[Collected data entries]
*-*-*
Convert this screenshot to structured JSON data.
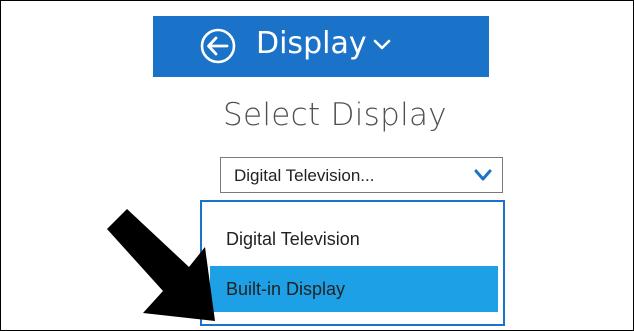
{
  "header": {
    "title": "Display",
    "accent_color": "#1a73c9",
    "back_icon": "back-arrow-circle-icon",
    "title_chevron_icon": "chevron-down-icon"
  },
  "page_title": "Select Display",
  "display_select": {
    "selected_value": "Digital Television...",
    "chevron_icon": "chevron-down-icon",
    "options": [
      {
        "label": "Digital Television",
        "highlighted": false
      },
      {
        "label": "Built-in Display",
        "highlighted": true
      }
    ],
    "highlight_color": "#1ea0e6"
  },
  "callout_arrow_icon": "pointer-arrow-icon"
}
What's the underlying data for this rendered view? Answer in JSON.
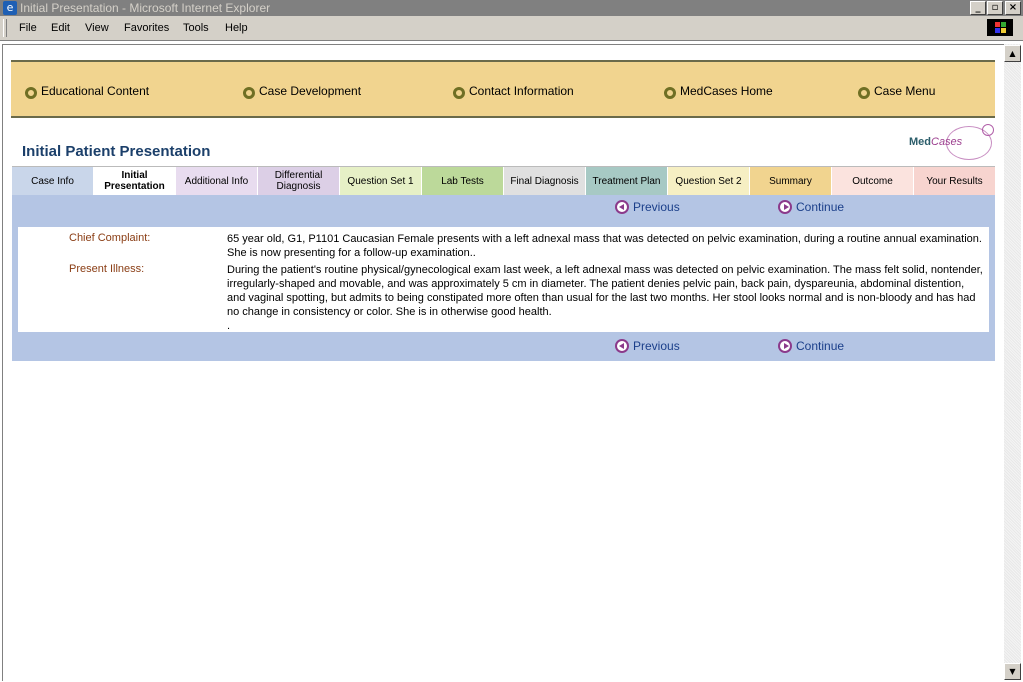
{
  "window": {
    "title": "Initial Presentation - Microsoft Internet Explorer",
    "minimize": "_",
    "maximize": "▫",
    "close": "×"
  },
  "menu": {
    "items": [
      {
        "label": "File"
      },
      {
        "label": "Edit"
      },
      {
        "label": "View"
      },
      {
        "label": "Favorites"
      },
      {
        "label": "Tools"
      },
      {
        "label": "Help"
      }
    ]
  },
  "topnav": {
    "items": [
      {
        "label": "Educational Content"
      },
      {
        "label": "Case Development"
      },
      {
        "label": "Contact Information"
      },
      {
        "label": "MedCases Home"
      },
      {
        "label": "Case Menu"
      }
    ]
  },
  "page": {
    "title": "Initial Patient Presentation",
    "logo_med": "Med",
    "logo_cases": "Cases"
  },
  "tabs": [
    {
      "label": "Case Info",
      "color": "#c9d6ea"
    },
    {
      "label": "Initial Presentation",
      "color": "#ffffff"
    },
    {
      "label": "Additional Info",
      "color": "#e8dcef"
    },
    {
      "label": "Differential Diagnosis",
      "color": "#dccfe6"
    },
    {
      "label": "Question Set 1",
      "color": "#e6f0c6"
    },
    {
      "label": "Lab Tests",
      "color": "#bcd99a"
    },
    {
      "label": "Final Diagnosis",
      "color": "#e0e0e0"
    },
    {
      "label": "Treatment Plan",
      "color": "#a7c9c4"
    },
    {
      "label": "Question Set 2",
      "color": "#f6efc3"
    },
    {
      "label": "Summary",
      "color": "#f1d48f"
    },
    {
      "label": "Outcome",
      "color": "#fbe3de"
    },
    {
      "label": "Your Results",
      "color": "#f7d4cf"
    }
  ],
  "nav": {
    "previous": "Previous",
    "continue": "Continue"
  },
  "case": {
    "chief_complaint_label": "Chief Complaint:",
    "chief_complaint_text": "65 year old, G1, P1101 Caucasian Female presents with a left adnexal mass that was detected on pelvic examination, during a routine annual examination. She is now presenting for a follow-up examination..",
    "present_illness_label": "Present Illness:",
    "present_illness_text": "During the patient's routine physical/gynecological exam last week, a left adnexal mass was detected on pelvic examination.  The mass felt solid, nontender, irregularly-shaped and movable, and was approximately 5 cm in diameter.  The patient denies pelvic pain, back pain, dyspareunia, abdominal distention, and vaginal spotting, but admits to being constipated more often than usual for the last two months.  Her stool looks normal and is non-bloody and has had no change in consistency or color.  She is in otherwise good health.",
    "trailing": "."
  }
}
*-*-*
__Stated exercise__: Copy every record above exactly, leaving out the pictures.

__Solution to this exercise__:
Convert this screenshot to structured JSON data.
{
  "header": {
    "title": "Display",
    "accent_color": "#1a73c9",
    "back_icon": "back-arrow-circle-icon",
    "title_chevron_icon": "chevron-down-icon"
  },
  "page_title": "Select Display",
  "display_select": {
    "selected_value": "Digital Television...",
    "chevron_icon": "chevron-down-icon",
    "options": [
      {
        "label": "Digital Television",
        "highlighted": false
      },
      {
        "label": "Built-in Display",
        "highlighted": true
      }
    ],
    "highlight_color": "#1ea0e6"
  },
  "callout_arrow_icon": "pointer-arrow-icon"
}
What's the underlying data for this rendered view? Answer in JSON.
{
  "window": {
    "title": "Initial Presentation - Microsoft Internet Explorer",
    "minimize": "_",
    "maximize": "▫",
    "close": "×"
  },
  "menu": {
    "items": [
      {
        "label": "File"
      },
      {
        "label": "Edit"
      },
      {
        "label": "View"
      },
      {
        "label": "Favorites"
      },
      {
        "label": "Tools"
      },
      {
        "label": "Help"
      }
    ]
  },
  "topnav": {
    "items": [
      {
        "label": "Educational Content"
      },
      {
        "label": "Case Development"
      },
      {
        "label": "Contact Information"
      },
      {
        "label": "MedCases Home"
      },
      {
        "label": "Case Menu"
      }
    ]
  },
  "page": {
    "title": "Initial Patient Presentation",
    "logo_med": "Med",
    "logo_cases": "Cases"
  },
  "tabs": [
    {
      "label": "Case Info",
      "color": "#c9d6ea"
    },
    {
      "label": "Initial Presentation",
      "color": "#ffffff"
    },
    {
      "label": "Additional Info",
      "color": "#e8dcef"
    },
    {
      "label": "Differential Diagnosis",
      "color": "#dccfe6"
    },
    {
      "label": "Question Set 1",
      "color": "#e6f0c6"
    },
    {
      "label": "Lab Tests",
      "color": "#bcd99a"
    },
    {
      "label": "Final Diagnosis",
      "color": "#e0e0e0"
    },
    {
      "label": "Treatment Plan",
      "color": "#a7c9c4"
    },
    {
      "label": "Question Set 2",
      "color": "#f6efc3"
    },
    {
      "label": "Summary",
      "color": "#f1d48f"
    },
    {
      "label": "Outcome",
      "color": "#fbe3de"
    },
    {
      "label": "Your Results",
      "color": "#f7d4cf"
    }
  ],
  "nav": {
    "previous": "Previous",
    "continue": "Continue"
  },
  "case": {
    "chief_complaint_label": "Chief Complaint:",
    "chief_complaint_text": "65 year old, G1, P1101 Caucasian Female presents with a left adnexal mass that was detected on pelvic examination, during a routine annual examination. She is now presenting for a follow-up examination..",
    "present_illness_label": "Present Illness:",
    "present_illness_text": "During the patient's routine physical/gynecological exam last week, a left adnexal mass was detected on pelvic examination.  The mass felt solid, nontender, irregularly-shaped and movable, and was approximately 5 cm in diameter.  The patient denies pelvic pain, back pain, dyspareunia, abdominal distention, and vaginal spotting, but admits to being constipated more often than usual for the last two months.  Her stool looks normal and is non-bloody and has had no change in consistency or color.  She is in otherwise good health.",
    "trailing": "."
  }
}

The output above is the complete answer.